» CHALLENGE:
Copy all the material that follows, keeping every character the same.

— Begin GIVEN RECORDS —

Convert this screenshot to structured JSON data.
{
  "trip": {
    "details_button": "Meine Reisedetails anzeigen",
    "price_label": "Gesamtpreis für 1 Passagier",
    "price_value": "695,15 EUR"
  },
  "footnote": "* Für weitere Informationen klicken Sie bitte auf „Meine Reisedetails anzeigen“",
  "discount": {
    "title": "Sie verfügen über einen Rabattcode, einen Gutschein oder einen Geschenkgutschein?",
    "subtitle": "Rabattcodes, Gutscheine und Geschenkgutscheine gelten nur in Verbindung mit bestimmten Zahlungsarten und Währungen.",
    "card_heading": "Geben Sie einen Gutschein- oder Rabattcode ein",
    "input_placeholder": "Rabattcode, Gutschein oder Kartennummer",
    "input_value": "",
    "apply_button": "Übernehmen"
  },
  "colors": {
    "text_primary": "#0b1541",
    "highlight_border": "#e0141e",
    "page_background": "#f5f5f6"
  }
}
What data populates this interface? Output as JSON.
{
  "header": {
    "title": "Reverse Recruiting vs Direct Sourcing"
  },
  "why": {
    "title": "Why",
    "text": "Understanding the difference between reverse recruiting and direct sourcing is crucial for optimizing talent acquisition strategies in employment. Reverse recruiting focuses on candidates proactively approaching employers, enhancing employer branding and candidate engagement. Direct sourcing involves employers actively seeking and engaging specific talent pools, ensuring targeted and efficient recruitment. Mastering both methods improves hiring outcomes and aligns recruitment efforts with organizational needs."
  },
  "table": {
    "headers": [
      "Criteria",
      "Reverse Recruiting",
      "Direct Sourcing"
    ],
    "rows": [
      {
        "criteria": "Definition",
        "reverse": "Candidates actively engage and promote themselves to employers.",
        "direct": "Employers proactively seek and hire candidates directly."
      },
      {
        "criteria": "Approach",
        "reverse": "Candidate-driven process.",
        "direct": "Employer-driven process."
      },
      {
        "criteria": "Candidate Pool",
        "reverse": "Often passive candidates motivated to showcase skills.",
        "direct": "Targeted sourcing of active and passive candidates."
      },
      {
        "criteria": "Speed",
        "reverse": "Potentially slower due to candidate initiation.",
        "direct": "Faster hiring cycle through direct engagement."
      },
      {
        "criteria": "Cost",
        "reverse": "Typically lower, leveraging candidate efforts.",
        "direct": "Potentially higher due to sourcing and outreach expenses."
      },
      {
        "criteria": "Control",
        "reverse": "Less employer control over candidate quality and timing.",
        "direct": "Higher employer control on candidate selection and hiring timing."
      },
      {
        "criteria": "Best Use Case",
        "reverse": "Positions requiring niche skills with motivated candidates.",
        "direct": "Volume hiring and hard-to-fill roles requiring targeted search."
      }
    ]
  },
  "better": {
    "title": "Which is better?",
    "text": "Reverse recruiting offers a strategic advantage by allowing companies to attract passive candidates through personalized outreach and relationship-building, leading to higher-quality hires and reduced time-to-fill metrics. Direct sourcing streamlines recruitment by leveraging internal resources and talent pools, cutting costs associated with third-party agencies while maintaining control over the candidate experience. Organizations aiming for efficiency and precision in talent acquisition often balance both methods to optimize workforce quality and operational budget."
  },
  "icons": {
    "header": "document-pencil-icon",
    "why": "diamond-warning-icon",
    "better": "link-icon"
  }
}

— End GIVEN RECORDS —

» FINAL RESULT:
Convert this screenshot to structured JSON data.
{
  "trip": {
    "details_button": "Meine Reisedetails anzeigen",
    "price_label": "Gesamtpreis für 1 Passagier",
    "price_value": "695,15 EUR"
  },
  "footnote": "* Für weitere Informationen klicken Sie bitte auf „Meine Reisedetails anzeigen“",
  "discount": {
    "title": "Sie verfügen über einen Rabattcode, einen Gutschein oder einen Geschenkgutschein?",
    "subtitle": "Rabattcodes, Gutscheine und Geschenkgutscheine gelten nur in Verbindung mit bestimmten Zahlungsarten und Währungen.",
    "card_heading": "Geben Sie einen Gutschein- oder Rabattcode ein",
    "input_placeholder": "Rabattcode, Gutschein oder Kartennummer",
    "input_value": "",
    "apply_button": "Übernehmen"
  },
  "colors": {
    "text_primary": "#0b1541",
    "highlight_border": "#e0141e",
    "page_background": "#f5f5f6"
  }
}
What data populates this interface? Output as JSON.
{
  "header": {
    "title": "Reverse Recruiting vs Direct Sourcing"
  },
  "why": {
    "title": "Why",
    "text": "Understanding the difference between reverse recruiting and direct sourcing is crucial for optimizing talent acquisition strategies in employment. Reverse recruiting focuses on candidates proactively approaching employers, enhancing employer branding and candidate engagement. Direct sourcing involves employers actively seeking and engaging specific talent pools, ensuring targeted and efficient recruitment. Mastering both methods improves hiring outcomes and aligns recruitment efforts with organizational needs."
  },
  "table": {
    "headers": [
      "Criteria",
      "Reverse Recruiting",
      "Direct Sourcing"
    ],
    "rows": [
      {
        "criteria": "Definition",
        "reverse": "Candidates actively engage and promote themselves to employers.",
        "direct": "Employers proactively seek and hire candidates directly."
      },
      {
        "criteria": "Approach",
        "reverse": "Candidate-driven process.",
        "direct": "Employer-driven process."
      },
      {
        "criteria": "Candidate Pool",
        "reverse": "Often passive candidates motivated to showcase skills.",
        "direct": "Targeted sourcing of active and passive candidates."
      },
      {
        "criteria": "Speed",
        "reverse": "Potentially slower due to candidate initiation.",
        "direct": "Faster hiring cycle through direct engagement."
      },
      {
        "criteria": "Cost",
        "reverse": "Typically lower, leveraging candidate efforts.",
        "direct": "Potentially higher due to sourcing and outreach expenses."
      },
      {
        "criteria": "Control",
        "reverse": "Less employer control over candidate quality and timing.",
        "direct": "Higher employer control on candidate selection and hiring timing."
      },
      {
        "criteria": "Best Use Case",
        "reverse": "Positions requiring niche skills with motivated candidates.",
        "direct": "Volume hiring and hard-to-fill roles requiring targeted search."
      }
    ]
  },
  "better": {
    "title": "Which is better?",
    "text": "Reverse recruiting offers a strategic advantage by allowing companies to attract passive candidates through personalized outreach and relationship-building, leading to higher-quality hires and reduced time-to-fill metrics. Direct sourcing streamlines recruitment by leveraging internal resources and talent pools, cutting costs associated with third-party agencies while maintaining control over the candidate experience. Organizations aiming for efficiency and precision in talent acquisition often balance both methods to optimize workforce quality and operational budget."
  },
  "icons": {
    "header": "document-pencil-icon",
    "why": "diamond-warning-icon",
    "better": "link-icon"
  }
}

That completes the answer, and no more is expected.